In the entries below, count every line with the string "الله". State the count and nothing else.

Extracted records:

::::::

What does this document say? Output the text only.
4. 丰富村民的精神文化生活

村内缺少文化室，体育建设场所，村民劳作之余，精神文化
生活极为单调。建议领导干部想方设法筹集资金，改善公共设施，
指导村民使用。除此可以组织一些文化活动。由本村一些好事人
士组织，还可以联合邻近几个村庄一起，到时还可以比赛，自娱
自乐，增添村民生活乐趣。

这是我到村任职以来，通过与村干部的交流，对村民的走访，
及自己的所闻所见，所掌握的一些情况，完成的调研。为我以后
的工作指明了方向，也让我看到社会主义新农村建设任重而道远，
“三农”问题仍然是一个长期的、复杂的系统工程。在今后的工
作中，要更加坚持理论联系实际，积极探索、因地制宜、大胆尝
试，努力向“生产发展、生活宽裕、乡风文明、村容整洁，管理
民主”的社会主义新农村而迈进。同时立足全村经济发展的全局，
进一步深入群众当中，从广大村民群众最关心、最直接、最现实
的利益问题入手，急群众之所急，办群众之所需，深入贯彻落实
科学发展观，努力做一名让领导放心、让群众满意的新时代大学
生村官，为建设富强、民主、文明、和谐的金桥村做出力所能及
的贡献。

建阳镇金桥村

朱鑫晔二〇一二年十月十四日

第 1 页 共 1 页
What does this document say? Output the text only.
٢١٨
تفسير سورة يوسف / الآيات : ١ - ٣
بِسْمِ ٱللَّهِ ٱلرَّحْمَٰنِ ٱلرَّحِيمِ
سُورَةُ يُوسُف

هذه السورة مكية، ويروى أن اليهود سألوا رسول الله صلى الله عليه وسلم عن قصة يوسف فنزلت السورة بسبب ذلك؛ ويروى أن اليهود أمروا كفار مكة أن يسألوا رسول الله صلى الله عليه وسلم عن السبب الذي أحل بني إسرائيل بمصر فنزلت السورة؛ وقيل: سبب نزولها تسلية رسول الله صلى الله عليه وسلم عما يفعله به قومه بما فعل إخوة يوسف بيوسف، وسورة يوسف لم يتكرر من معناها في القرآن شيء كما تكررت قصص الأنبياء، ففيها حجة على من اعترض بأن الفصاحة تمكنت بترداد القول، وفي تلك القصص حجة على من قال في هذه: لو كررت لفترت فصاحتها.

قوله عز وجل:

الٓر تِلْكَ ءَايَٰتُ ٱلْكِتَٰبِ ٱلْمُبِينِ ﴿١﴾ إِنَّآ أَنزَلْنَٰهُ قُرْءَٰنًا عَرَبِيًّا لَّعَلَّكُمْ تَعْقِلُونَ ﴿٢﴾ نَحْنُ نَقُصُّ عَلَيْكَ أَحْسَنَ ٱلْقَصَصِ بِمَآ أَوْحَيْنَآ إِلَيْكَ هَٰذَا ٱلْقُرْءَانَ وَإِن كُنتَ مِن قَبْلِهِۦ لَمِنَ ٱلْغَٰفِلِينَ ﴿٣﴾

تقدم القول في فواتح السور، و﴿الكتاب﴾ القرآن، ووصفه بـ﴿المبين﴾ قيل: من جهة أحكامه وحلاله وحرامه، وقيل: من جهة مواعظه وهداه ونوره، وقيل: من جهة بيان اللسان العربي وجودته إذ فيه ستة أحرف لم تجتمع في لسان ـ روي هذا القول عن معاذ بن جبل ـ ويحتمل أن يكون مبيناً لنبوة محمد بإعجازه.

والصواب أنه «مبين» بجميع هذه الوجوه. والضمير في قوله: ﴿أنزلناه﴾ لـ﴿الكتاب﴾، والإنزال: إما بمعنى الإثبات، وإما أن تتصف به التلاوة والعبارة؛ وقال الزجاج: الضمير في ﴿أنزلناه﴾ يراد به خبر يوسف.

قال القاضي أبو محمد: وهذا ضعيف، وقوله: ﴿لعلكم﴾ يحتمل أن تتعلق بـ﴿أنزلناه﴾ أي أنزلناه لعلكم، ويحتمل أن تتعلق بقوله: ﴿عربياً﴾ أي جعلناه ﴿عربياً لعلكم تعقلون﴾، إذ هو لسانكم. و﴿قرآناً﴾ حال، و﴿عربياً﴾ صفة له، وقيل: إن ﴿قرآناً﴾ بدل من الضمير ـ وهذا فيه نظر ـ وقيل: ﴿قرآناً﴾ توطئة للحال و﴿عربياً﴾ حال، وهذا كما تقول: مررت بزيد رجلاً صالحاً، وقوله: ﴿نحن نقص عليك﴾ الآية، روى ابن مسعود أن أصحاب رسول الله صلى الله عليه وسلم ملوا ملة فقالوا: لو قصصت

::::::

## Exercise solution:
2